Start of Input for this task

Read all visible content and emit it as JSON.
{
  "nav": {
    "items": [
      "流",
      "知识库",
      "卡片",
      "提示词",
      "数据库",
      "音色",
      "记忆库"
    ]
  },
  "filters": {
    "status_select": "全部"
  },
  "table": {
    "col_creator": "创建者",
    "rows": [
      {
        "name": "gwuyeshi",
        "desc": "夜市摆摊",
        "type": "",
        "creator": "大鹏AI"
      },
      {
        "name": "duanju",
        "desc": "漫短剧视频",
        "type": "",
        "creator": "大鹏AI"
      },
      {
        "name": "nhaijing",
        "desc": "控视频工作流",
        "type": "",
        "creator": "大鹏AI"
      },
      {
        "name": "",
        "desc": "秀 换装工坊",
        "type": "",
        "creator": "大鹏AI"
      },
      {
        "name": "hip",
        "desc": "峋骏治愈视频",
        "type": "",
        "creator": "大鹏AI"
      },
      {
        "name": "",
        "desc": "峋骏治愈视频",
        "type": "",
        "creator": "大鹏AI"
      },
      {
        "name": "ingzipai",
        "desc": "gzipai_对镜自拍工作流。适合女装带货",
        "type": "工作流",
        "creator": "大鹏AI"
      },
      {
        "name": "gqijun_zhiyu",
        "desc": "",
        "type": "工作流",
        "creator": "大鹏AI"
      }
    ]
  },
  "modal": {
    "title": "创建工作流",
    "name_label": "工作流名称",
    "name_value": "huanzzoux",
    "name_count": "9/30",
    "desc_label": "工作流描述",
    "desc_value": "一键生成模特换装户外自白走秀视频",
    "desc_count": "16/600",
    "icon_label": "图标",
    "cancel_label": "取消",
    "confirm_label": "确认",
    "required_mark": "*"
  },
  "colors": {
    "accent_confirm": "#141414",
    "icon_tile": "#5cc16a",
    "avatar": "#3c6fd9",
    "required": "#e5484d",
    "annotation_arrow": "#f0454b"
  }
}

End of Input for this task

Task prompt
Each line of the listing above should be output exactly.

Completed task
Read all visible content and emit it as JSON.
{
  "nav": {
    "items": [
      "流",
      "知识库",
      "卡片",
      "提示词",
      "数据库",
      "音色",
      "记忆库"
    ]
  },
  "filters": {
    "status_select": "全部"
  },
  "table": {
    "col_creator": "创建者",
    "rows": [
      {
        "name": "gwuyeshi",
        "desc": "夜市摆摊",
        "type": "",
        "creator": "大鹏AI"
      },
      {
        "name": "duanju",
        "desc": "漫短剧视频",
        "type": "",
        "creator": "大鹏AI"
      },
      {
        "name": "nhaijing",
        "desc": "控视频工作流",
        "type": "",
        "creator": "大鹏AI"
      },
      {
        "name": "",
        "desc": "秀 换装工坊",
        "type": "",
        "creator": "大鹏AI"
      },
      {
        "name": "hip",
        "desc": "峋骏治愈视频",
        "type": "",
        "creator": "大鹏AI"
      },
      {
        "name": "",
        "desc": "峋骏治愈视频",
        "type": "",
        "creator": "大鹏AI"
      },
      {
        "name": "ingzipai",
        "desc": "gzipai_对镜自拍工作流。适合女装带货",
        "type": "工作流",
        "creator": "大鹏AI"
      },
      {
        "name": "gqijun_zhiyu",
        "desc": "",
        "type": "工作流",
        "creator": "大鹏AI"
      }
    ]
  },
  "modal": {
    "title": "创建工作流",
    "name_label": "工作流名称",
    "name_value": "huanzzoux",
    "name_count": "9/30",
    "desc_label": "工作流描述",
    "desc_value": "一键生成模特换装户外自白走秀视频",
    "desc_count": "16/600",
    "icon_label": "图标",
    "cancel_label": "取消",
    "confirm_label": "确认",
    "required_mark": "*"
  },
  "colors": {
    "accent_confirm": "#141414",
    "icon_tile": "#5cc16a",
    "avatar": "#3c6fd9",
    "required": "#e5484d",
    "annotation_arrow": "#f0454b"
  }
}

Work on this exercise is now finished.